**Prompt 1**: Retype the book report post in full, without changing a single character.

**Text passage**:
########

Real Short Book Reports
Aug. 2nd, 2007 05:05 pm![[personal profile]](https://www.dreamwidth.org/img/silk/identity/user.png)
...aka, this week's reading.
(Published in accordance with the Tenets of Book Reporting and the support of Viewers Like You.)
So far this year...
#1 -- Ursula K. Le Guin, The Tombs of Atuan
#2 -- Ursula K. Le Guin, The Farthest Shore
#3 -- Ursula K. Le Guin, Tehanu
Not-#4 -- Neil Gaiman Anansi Boys
#4 -- John Scalzi, The Android's Dream
#5 -- Carrie Vaughn, Kitty Takes A Holiday
#6 -- Caitlin R. Kiernan, Daughter of Hounds
#7 -- Caitlin R. Kiernan, Threshold
#8 -- Catherynne M. Valente, In the Night Garden
#9 -- James Ellroy, The Cold Six Thousand
#10 -- Minister Faust, From the Notebooks of Doctor Brain
#11-17 Ru Emerson, Night-Threads 1-6
#18 -- Louse Cooper, Avatar
#19 -- Meredith Ann Pierce, The Darkangel
#20 -- Katherine Paterson, Bridge to Terabithia
#21 -- Richard Peck, Remembering The Good Times
#22 -- Patricia A. McKillip, The Forgotten Beasts of Eld
#23 -- Nick Mamatas, Under My Roof
#24 -- Christopher Fry, The Lady's Not For Burning
#25 -- Terry Pratchett, Thud!
#26 -- Eliot Fintushel, Breakfast With the Ones You Love
#27 -- Terry Pratchett, Men At Arms
#28 -- Justine Larbalestier, Magic Lessons
#29 -- Holly Black, Tithe
#30 -- Ilona Andrews, Magic Bites
#31 -- Holly Black, Ironside
#32 -- Nicola Griffith, The Blue Place
#33 -- Nicola Griffith, Stay
#34 -- John Scalzi, Old Man's War
#35 -- Caitlin R. Kiernan, Low Red Moon
#36 -- Michael Chabon, The Yiddish Policeman's Union
#37 -- Lois McMaster Bujold, The Hallowed Hunt
#38 -- Robert Charles Wilson, Spin
#39 -- Art Spiegelman, Maus I
#40 -- Grant Morrison, Arkham Asylum
#41 -- Scott Lynch, Red Seas Under Red Skies
#42 -- Liz Williams, Snake Agent
#43 -- Lois McMaster Bujold, The Sharing Knife: Legacy
#44 -- Elizabeth Bear, Whiskey and Water
#45 -- Melissa Marr, Wicked Lovely
#46 -- Sarah Monette, The Mirador
#47 -- Elizabeth Bear and Sarah Monette, A Companion to Wolves
#48 -- Cherie Priest, Not Flesh Nor Feathers
I liked this...hm. Better than the Wings to the Kingdom, not as much as Four and Twenty Blackbirds. I can still zip through Priest's books in an evening each: the prose is really smooth and accessible and doesn't poke at you or obstruct. The vividness of scene, of grounding that really made Four and Twenty Blackbirds is back; I feel more like Eden is tied into her world again. She has stakes and belongs there, which was something I was missing with Wings,those ties to home and family.

########

(Dataset excerpt)
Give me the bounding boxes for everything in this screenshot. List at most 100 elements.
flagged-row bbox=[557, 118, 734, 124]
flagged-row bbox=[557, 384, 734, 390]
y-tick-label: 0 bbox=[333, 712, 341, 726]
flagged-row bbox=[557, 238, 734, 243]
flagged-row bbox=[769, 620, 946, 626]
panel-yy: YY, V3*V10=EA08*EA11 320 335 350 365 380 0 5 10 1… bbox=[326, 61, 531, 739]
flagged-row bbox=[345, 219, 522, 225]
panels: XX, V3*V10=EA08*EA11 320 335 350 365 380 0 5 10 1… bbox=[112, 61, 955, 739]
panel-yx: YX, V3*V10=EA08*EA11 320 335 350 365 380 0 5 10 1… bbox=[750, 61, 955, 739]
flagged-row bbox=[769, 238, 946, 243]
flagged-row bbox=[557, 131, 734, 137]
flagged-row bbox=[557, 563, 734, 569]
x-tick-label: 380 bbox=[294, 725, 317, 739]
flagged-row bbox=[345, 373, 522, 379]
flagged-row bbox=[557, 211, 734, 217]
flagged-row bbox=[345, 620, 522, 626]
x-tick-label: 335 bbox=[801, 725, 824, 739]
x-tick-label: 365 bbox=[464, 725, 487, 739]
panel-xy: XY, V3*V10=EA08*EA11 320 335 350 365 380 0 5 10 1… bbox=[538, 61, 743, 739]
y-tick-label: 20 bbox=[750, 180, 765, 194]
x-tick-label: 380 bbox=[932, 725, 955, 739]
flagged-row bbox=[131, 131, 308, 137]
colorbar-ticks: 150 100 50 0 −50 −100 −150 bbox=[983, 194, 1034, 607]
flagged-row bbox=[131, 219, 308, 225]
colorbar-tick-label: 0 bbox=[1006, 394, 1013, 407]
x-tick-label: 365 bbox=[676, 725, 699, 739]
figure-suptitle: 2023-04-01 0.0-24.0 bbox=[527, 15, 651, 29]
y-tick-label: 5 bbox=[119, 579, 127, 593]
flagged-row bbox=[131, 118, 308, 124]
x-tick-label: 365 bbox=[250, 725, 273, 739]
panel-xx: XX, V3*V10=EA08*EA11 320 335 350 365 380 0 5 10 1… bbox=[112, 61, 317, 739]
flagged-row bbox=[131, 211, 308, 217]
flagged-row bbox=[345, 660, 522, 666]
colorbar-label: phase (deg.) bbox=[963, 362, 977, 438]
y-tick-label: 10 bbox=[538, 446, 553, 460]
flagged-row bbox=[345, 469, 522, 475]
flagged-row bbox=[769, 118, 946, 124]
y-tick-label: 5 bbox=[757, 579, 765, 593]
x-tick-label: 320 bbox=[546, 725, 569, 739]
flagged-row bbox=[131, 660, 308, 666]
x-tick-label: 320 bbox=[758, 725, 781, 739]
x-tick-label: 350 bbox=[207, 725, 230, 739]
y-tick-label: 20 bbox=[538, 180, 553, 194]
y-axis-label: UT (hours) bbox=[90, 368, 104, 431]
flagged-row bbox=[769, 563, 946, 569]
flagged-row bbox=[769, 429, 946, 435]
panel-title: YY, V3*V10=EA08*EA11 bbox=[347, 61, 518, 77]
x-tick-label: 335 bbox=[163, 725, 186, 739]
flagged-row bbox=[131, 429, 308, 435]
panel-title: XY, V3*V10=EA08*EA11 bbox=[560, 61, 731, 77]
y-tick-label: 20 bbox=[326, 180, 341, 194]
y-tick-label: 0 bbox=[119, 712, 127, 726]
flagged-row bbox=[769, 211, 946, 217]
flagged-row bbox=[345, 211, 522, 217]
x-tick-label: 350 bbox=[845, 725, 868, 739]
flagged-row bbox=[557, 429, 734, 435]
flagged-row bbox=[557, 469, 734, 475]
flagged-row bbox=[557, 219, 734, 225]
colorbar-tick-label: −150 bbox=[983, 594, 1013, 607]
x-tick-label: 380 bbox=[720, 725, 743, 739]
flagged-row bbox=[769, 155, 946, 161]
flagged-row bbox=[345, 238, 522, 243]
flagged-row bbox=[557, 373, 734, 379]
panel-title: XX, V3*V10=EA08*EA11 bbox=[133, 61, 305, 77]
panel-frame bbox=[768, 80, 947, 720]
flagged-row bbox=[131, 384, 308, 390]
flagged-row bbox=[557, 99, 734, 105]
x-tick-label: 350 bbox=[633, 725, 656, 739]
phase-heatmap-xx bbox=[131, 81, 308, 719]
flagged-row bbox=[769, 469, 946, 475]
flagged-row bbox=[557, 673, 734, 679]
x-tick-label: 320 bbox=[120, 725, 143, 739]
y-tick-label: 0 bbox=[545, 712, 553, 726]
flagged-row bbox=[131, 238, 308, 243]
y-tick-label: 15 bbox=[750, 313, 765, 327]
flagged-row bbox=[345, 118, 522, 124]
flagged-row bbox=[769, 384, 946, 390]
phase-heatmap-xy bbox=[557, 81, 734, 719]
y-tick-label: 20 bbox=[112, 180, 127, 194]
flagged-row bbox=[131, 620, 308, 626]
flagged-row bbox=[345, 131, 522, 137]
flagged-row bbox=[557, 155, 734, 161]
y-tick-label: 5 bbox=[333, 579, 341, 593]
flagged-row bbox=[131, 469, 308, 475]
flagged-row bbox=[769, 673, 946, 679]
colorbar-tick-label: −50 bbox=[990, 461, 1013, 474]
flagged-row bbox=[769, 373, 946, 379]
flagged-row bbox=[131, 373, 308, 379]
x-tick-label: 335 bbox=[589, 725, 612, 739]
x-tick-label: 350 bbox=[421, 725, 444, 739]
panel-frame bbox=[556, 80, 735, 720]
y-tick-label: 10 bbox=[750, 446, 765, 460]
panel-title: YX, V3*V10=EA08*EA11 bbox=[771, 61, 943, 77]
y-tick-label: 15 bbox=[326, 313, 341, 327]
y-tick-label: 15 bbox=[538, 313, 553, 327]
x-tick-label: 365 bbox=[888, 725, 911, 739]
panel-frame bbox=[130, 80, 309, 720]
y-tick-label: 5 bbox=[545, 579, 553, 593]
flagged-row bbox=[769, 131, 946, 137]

########

**Prompt 2**: Lay out the dataset excerpt as a JSON list of strings, one string per line and blank lines omitted. Start with the first row and go on through the row containing "flagged-row bbox=[769, 620, 946, 626]", including both.

**Exercise solution 1**:
Real Short Book Reports
Aug. 2nd, 2007 05:05 pm![[personal profile]](https://www.dreamwidth.org/img/silk/identity/user.png)
...aka, this week's reading.
(Published in accordance with the Tenets of Book Reporting and the support of Viewers Like You.)
So far this year...
#1 -- Ursula K. Le Guin, The Tombs of Atuan
#2 -- Ursula K. Le Guin, The Farthest Shore
#3 -- Ursula K. Le Guin, Tehanu
Not-#4 -- Neil Gaiman Anansi Boys
#4 -- John Scalzi, The Android's Dream
#5 -- Carrie Vaughn, Kitty Takes A Holiday
#6 -- Caitlin R. Kiernan, Daughter of Hounds
#7 -- Caitlin R. Kiernan, Threshold
#8 -- Catherynne M. Valente, In the Night Garden
#9 -- James Ellroy, The Cold Six Thousand
#10 -- Minister Faust, From the Notebooks of Doctor Brain
#11-17 Ru Emerson, Night-Threads 1-6
#18 -- Louse Cooper, Avatar
#19 -- Meredith Ann Pierce, The Darkangel
#20 -- Katherine Paterson, Bridge to Terabithia
#21 -- Richard Peck, Remembering The Good Times
#22 -- Patricia A. McKillip, The Forgotten Beasts of Eld
#23 -- Nick Mamatas, Under My Roof
#24 -- Christopher Fry, The Lady's Not For Burning
#25 -- Terry Pratchett, Thud!
#26 -- Eliot Fintushel, Breakfast With the Ones You Love
#27 -- Terry Pratchett, Men At Arms
#28 -- Justine Larbalestier, Magic Lessons
#29 -- Holly Black, Tithe
#30 -- Ilona Andrews, Magic Bites
#31 -- Holly Black, Ironside
#32 -- Nicola Griffith, The Blue Place
#33 -- Nicola Griffith, Stay
#34 -- John Scalzi, Old Man's War
#35 -- Caitlin R. Kiernan, Low Red Moon
#36 -- Michael Chabon, The Yiddish Policeman's Union
#37 -- Lois McMaster Bujold, The Hallowed Hunt
#38 -- Robert Charles Wilson, Spin
#39 -- Art Spiegelman, Maus I
#40 -- Grant Morrison, Arkham Asylum
#41 -- Scott Lynch, Red Seas Under Red Skies
#42 -- Liz Williams, Snake Agent
#43 -- Lois McMaster Bujold, The Sharing Knife: Legacy
#44 -- Elizabeth Bear, Whiskey and Water
#45 -- Melissa Marr, Wicked Lovely
#46 -- Sarah Monette, The Mirador
#47 -- Elizabeth Bear and Sarah Monette, A Companion to Wolves
#48 -- Cherie Priest, Not Flesh Nor Feathers
I liked this...hm. Better than the Wings to the Kingdom, not as much as Four and Twenty Blackbirds. I can still zip through Priest's books in an evening each: the prose is really smooth and accessible and doesn't poke at you or obstruct. The vividness of scene, of grounding that really made Four and Twenty Blackbirds is back; I feel more like Eden is tied into her world again. She has stakes and belongs there, which was something I was missing with Wings,those ties to home and family.

**Exercise solution 2**:
[
  "Give me the bounding boxes for everything in this screenshot. List at most 100 elements.",
  "flagged-row bbox=[557, 118, 734, 124]",
  "flagged-row bbox=[557, 384, 734, 390]",
  "y-tick-label: 0 bbox=[333, 712, 341, 726]",
  "flagged-row bbox=[557, 238, 734, 243]",
  "flagged-row bbox=[769, 620, 946, 626]"
]